Collected data

START

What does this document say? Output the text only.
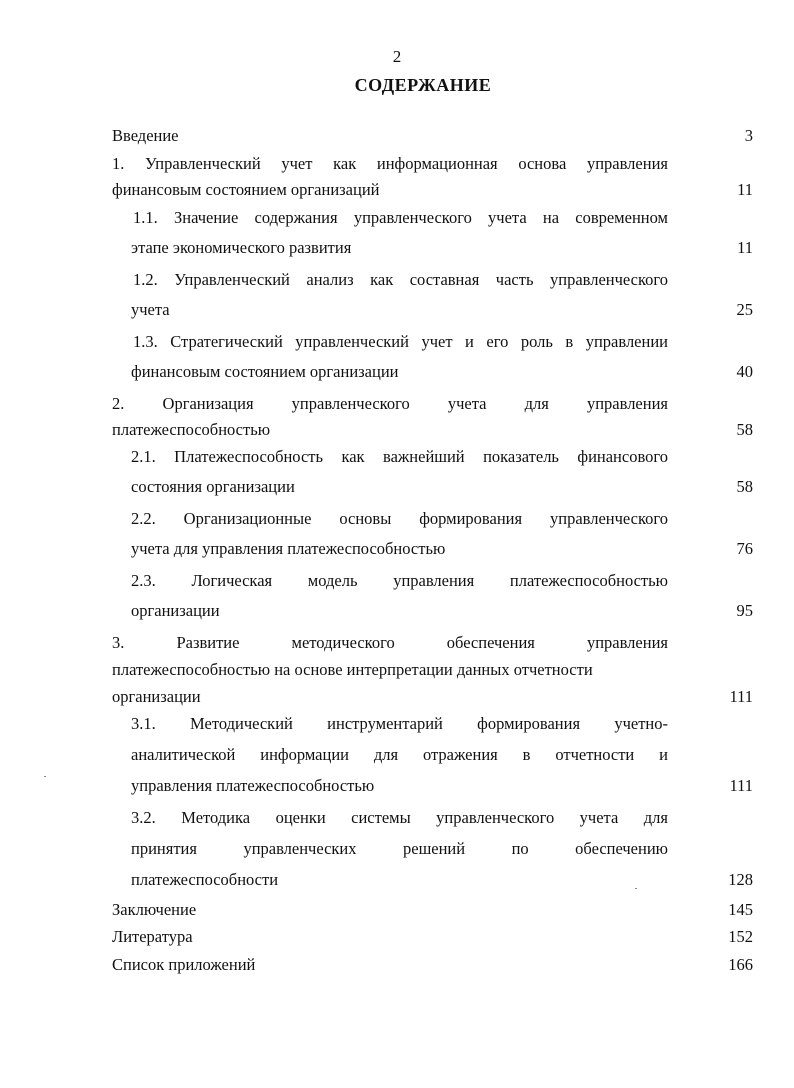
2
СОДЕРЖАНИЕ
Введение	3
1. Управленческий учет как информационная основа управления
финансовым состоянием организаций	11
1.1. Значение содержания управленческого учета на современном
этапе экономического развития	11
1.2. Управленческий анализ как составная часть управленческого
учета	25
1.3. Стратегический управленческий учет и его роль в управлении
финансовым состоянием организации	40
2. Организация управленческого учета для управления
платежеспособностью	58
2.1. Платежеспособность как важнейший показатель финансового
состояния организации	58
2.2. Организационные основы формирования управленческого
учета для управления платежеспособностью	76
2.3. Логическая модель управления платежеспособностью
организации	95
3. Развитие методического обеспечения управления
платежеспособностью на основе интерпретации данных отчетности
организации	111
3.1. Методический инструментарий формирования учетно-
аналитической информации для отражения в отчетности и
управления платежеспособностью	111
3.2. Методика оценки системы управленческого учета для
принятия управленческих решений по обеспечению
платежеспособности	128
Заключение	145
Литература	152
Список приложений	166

END

> Description of the task: Reproduce the material above in full and without alteration, but skip all pictures.

> Problem solution:
What does this document say? Output the text only.
2
СОДЕРЖАНИЕ
Введение	3
1. Управленческий учет как информационная основа управления
финансовым состоянием организаций	11
1.1. Значение содержания управленческого учета на современном
этапе экономического развития	11
1.2. Управленческий анализ как составная часть управленческого
учета	25
1.3. Стратегический управленческий учет и его роль в управлении
финансовым состоянием организации	40
2. Организация управленческого учета для управления
платежеспособностью	58
2.1. Платежеспособность как важнейший показатель финансового
состояния организации	58
2.2. Организационные основы формирования управленческого
учета для управления платежеспособностью	76
2.3. Логическая модель управления платежеспособностью
организации	95
3. Развитие методического обеспечения управления
платежеспособностью на основе интерпретации данных отчетности
организации	111
3.1. Методический инструментарий формирования учетно-
аналитической информации для отражения в отчетности и
управления платежеспособностью	111
3.2. Методика оценки системы управленческого учета для
принятия управленческих решений по обеспечению
платежеспособности	128
Заключение	145
Литература	152
Список приложений	166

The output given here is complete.